Figure record listings

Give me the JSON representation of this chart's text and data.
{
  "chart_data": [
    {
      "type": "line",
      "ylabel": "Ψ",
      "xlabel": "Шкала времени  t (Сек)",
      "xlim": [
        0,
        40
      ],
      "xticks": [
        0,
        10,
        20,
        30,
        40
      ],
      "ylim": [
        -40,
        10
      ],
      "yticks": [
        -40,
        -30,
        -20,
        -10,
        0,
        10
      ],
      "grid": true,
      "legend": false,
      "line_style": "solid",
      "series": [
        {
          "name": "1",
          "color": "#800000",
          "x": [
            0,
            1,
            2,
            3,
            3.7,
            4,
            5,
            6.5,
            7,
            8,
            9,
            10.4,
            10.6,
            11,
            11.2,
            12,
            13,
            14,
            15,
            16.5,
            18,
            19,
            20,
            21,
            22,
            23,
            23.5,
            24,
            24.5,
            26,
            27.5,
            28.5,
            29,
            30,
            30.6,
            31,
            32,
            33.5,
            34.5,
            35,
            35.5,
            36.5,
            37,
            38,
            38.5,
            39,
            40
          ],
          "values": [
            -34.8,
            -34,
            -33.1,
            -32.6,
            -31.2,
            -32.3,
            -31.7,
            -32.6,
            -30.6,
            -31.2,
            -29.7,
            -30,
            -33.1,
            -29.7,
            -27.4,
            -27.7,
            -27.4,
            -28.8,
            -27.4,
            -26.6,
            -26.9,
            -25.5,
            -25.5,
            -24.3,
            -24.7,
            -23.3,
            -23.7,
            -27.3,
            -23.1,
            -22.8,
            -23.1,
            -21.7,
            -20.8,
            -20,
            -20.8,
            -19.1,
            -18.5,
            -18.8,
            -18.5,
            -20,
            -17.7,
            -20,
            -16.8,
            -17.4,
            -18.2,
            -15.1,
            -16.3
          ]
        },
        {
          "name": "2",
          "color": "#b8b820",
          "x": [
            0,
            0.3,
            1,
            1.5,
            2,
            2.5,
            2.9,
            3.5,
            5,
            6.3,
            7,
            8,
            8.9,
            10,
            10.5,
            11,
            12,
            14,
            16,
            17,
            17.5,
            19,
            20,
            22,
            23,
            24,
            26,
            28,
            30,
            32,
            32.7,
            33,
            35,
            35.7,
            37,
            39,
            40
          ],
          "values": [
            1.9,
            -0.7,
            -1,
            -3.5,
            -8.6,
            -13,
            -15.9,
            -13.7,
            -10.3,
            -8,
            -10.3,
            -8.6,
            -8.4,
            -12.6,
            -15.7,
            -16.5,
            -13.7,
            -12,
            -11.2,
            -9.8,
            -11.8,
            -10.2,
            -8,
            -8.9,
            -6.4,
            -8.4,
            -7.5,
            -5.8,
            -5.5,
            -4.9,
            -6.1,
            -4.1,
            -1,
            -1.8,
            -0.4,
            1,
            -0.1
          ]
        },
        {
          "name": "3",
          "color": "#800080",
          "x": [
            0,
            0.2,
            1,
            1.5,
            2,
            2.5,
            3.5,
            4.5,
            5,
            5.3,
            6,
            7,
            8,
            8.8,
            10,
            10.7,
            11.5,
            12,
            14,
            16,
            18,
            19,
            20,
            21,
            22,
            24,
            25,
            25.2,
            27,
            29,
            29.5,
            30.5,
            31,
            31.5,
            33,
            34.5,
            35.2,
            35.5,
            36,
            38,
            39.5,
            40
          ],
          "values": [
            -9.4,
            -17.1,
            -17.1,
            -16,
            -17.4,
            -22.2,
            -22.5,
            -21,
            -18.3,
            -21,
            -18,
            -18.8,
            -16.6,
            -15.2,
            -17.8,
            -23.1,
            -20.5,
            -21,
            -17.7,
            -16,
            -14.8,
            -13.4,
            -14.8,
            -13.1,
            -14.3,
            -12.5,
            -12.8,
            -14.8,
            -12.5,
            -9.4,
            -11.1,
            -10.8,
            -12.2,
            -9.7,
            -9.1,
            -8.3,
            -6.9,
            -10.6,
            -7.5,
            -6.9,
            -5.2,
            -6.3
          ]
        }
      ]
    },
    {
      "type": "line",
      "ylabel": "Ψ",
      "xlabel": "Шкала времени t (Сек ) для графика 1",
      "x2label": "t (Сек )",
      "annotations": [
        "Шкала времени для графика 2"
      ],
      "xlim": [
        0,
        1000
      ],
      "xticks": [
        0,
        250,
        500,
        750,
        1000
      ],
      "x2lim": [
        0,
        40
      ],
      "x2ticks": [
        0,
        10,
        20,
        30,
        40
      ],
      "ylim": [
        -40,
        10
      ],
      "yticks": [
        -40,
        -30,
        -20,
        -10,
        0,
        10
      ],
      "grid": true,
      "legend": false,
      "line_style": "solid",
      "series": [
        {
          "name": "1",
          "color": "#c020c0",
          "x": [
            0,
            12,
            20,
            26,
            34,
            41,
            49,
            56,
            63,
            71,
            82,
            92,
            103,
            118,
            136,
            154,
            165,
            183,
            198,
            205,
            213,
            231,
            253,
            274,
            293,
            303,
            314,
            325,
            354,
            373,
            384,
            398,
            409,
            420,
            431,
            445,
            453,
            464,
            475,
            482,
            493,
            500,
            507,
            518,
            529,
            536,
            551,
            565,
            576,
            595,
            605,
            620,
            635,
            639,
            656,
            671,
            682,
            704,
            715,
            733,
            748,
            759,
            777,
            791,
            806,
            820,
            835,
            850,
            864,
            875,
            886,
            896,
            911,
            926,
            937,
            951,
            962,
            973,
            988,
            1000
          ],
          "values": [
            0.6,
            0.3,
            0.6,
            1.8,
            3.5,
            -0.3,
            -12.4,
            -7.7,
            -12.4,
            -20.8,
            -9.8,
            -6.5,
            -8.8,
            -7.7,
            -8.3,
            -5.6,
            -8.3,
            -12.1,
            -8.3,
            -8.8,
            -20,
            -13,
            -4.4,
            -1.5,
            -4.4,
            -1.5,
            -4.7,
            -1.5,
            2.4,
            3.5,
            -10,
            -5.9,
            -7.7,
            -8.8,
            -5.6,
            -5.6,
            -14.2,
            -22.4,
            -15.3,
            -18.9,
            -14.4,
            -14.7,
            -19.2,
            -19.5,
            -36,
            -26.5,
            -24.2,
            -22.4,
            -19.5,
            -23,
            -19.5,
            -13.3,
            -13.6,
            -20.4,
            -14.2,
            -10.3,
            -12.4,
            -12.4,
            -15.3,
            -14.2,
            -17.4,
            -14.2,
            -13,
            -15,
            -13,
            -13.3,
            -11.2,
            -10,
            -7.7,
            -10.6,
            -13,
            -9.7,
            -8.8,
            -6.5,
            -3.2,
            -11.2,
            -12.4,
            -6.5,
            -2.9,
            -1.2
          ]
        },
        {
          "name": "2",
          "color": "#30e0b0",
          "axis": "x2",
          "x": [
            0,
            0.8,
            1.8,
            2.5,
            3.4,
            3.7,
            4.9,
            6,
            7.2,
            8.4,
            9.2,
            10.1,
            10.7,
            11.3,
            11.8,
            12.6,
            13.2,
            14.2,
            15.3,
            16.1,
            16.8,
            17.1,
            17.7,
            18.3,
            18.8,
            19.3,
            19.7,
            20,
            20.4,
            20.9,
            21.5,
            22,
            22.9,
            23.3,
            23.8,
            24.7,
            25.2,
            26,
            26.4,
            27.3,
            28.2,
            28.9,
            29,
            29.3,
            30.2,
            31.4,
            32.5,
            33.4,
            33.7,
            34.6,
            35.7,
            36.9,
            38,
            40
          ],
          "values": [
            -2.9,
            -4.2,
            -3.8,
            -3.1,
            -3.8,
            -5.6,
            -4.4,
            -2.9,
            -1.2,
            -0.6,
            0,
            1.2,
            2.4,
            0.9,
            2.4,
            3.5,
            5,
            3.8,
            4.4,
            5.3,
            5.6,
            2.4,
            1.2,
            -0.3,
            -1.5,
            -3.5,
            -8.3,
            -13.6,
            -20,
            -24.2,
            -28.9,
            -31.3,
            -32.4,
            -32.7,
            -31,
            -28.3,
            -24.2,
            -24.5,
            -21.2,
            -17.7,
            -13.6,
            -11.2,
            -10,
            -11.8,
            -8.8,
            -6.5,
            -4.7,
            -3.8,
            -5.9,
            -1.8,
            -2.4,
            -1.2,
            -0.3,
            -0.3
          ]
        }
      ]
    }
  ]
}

▶ _CHALLENGE_
Copy all the lines above that hold the string "времени".

▶ _RESULT_
      "xlabel": "Шкала времени  t (Сек)",
      "xlabel": "Шкала времени t (Сек ) для графика 1",
        "Шкала времени для графика 2"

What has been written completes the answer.